(Figure record listings)
_ _ _ _ _ _ _

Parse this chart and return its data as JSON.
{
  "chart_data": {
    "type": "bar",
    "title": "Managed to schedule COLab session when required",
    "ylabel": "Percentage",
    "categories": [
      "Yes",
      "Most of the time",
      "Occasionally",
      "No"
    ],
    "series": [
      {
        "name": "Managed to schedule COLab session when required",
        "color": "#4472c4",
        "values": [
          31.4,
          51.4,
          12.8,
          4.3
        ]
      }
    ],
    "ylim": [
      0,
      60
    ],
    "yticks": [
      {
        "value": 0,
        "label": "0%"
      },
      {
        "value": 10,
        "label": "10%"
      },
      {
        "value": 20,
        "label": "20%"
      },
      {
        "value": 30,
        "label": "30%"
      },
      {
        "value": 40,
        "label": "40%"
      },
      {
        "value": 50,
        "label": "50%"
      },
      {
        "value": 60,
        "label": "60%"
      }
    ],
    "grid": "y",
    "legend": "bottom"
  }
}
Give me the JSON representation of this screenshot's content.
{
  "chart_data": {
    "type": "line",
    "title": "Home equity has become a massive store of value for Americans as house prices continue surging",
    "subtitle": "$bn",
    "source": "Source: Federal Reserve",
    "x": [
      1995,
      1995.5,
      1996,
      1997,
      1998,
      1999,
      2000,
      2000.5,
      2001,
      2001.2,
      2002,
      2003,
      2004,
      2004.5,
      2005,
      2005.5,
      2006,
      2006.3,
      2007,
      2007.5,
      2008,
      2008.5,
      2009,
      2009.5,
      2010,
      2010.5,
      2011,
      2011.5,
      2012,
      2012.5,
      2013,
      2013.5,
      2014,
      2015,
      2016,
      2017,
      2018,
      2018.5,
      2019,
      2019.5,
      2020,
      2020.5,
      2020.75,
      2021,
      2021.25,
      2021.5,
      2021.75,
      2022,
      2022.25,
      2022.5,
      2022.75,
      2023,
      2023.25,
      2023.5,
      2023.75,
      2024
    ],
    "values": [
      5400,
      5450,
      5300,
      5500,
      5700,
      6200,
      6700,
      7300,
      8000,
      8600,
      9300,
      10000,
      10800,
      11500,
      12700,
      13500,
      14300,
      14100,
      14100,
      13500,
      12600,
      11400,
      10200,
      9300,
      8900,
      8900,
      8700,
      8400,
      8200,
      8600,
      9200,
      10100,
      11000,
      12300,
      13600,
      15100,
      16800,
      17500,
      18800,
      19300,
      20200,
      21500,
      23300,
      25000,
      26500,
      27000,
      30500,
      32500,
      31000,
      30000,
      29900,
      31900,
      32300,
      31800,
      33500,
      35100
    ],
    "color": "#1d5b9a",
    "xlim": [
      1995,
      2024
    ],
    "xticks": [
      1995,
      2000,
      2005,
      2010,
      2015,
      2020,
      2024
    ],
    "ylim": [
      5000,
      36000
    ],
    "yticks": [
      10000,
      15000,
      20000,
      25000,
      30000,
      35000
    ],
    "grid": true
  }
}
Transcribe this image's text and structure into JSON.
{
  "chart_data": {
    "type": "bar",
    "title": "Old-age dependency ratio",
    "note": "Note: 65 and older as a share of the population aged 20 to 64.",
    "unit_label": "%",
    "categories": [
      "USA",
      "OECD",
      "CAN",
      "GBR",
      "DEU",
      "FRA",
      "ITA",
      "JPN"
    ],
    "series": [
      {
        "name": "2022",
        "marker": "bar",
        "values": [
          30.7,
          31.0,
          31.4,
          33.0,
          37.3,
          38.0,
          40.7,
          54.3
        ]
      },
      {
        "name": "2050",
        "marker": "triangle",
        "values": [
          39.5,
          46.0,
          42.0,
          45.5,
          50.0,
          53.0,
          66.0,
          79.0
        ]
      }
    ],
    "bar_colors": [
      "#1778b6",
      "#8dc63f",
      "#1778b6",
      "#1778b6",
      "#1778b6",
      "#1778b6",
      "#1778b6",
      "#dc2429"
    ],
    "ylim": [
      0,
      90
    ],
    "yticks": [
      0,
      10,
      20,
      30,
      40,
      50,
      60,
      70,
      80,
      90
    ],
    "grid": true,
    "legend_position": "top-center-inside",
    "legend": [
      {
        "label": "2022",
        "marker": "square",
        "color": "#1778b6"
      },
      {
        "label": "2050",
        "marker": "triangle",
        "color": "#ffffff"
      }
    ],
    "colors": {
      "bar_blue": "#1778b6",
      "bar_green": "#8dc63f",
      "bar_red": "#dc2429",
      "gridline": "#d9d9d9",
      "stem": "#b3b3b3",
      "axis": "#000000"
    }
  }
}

_ _ _ _ _ _ _

> **Your goal**: From the listing above, return each line with the word "when".

> **Answer in full**:
    "title": "Managed to schedule COLab session when required",
        "name": "Managed to schedule COLab session when required",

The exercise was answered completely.